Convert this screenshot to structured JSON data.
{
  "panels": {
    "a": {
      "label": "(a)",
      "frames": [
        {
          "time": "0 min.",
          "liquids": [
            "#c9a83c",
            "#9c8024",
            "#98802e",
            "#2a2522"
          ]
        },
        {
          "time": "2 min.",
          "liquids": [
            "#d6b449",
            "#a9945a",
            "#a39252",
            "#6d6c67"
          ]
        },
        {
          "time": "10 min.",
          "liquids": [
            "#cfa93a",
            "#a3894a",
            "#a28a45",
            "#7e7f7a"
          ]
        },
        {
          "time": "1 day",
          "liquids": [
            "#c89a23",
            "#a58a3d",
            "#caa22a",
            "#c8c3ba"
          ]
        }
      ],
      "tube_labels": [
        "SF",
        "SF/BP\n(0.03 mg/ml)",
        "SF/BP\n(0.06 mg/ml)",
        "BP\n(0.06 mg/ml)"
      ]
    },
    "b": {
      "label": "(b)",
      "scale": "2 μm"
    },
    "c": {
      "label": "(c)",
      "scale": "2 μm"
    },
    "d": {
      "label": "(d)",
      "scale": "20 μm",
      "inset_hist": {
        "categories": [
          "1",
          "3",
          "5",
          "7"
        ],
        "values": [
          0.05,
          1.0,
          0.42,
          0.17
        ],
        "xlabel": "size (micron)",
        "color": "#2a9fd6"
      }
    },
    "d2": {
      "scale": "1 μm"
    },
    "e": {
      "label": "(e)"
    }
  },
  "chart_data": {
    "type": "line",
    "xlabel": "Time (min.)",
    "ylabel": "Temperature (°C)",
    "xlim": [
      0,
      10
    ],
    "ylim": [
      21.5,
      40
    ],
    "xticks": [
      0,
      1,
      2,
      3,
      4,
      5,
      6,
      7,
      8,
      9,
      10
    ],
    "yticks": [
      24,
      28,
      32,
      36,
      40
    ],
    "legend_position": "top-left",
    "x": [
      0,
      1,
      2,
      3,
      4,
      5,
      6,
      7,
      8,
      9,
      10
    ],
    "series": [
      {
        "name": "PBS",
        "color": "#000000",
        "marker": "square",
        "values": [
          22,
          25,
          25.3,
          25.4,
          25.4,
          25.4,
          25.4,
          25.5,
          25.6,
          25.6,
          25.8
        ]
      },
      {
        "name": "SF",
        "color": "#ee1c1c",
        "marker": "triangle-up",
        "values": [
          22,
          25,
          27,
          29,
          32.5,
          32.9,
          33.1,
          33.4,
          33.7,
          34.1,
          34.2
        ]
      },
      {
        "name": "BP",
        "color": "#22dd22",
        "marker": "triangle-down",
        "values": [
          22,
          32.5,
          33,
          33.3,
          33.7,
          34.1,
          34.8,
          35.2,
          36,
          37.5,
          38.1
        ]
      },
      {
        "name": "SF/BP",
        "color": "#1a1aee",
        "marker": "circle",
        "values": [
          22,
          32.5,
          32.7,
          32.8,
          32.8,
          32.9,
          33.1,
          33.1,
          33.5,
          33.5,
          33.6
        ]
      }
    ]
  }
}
****
### Exercise objective
Write out the entire listing exactly.

### Answer to this exercise
Convert this screenshot to structured JSON data.
{
  "panels": {
    "a": {
      "label": "(a)",
      "frames": [
        {
          "time": "0 min.",
          "liquids": [
            "#c9a83c",
            "#9c8024",
            "#98802e",
            "#2a2522"
          ]
        },
        {
          "time": "2 min.",
          "liquids": [
            "#d6b449",
            "#a9945a",
            "#a39252",
            "#6d6c67"
          ]
        },
        {
          "time": "10 min.",
          "liquids": [
            "#cfa93a",
            "#a3894a",
            "#a28a45",
            "#7e7f7a"
          ]
        },
        {
          "time": "1 day",
          "liquids": [
            "#c89a23",
            "#a58a3d",
            "#caa22a",
            "#c8c3ba"
          ]
        }
      ],
      "tube_labels": [
        "SF",
        "SF/BP\n(0.03 mg/ml)",
        "SF/BP\n(0.06 mg/ml)",
        "BP\n(0.06 mg/ml)"
      ]
    },
    "b": {
      "label": "(b)",
      "scale": "2 μm"
    },
    "c": {
      "label": "(c)",
      "scale": "2 μm"
    },
    "d": {
      "label": "(d)",
      "scale": "20 μm",
      "inset_hist": {
        "categories": [
          "1",
          "3",
          "5",
          "7"
        ],
        "values": [
          0.05,
          1.0,
          0.42,
          0.17
        ],
        "xlabel": "size (micron)",
        "color": "#2a9fd6"
      }
    },
    "d2": {
      "scale": "1 μm"
    },
    "e": {
      "label": "(e)"
    }
  },
  "chart_data": {
    "type": "line",
    "xlabel": "Time (min.)",
    "ylabel": "Temperature (°C)",
    "xlim": [
      0,
      10
    ],
    "ylim": [
      21.5,
      40
    ],
    "xticks": [
      0,
      1,
      2,
      3,
      4,
      5,
      6,
      7,
      8,
      9,
      10
    ],
    "yticks": [
      24,
      28,
      32,
      36,
      40
    ],
    "legend_position": "top-left",
    "x": [
      0,
      1,
      2,
      3,
      4,
      5,
      6,
      7,
      8,
      9,
      10
    ],
    "series": [
      {
        "name": "PBS",
        "color": "#000000",
        "marker": "square",
        "values": [
          22,
          25,
          25.3,
          25.4,
          25.4,
          25.4,
          25.4,
          25.5,
          25.6,
          25.6,
          25.8
        ]
      },
      {
        "name": "SF",
        "color": "#ee1c1c",
        "marker": "triangle-up",
        "values": [
          22,
          25,
          27,
          29,
          32.5,
          32.9,
          33.1,
          33.4,
          33.7,
          34.1,
          34.2
        ]
      },
      {
        "name": "BP",
        "color": "#22dd22",
        "marker": "triangle-down",
        "values": [
          22,
          32.5,
          33,
          33.3,
          33.7,
          34.1,
          34.8,
          35.2,
          36,
          37.5,
          38.1
        ]
      },
      {
        "name": "SF/BP",
        "color": "#1a1aee",
        "marker": "circle",
        "values": [
          22,
          32.5,
          32.7,
          32.8,
          32.8,
          32.9,
          33.1,
          33.1,
          33.5,
          33.5,
          33.6
        ]
      }
    ]
  }
}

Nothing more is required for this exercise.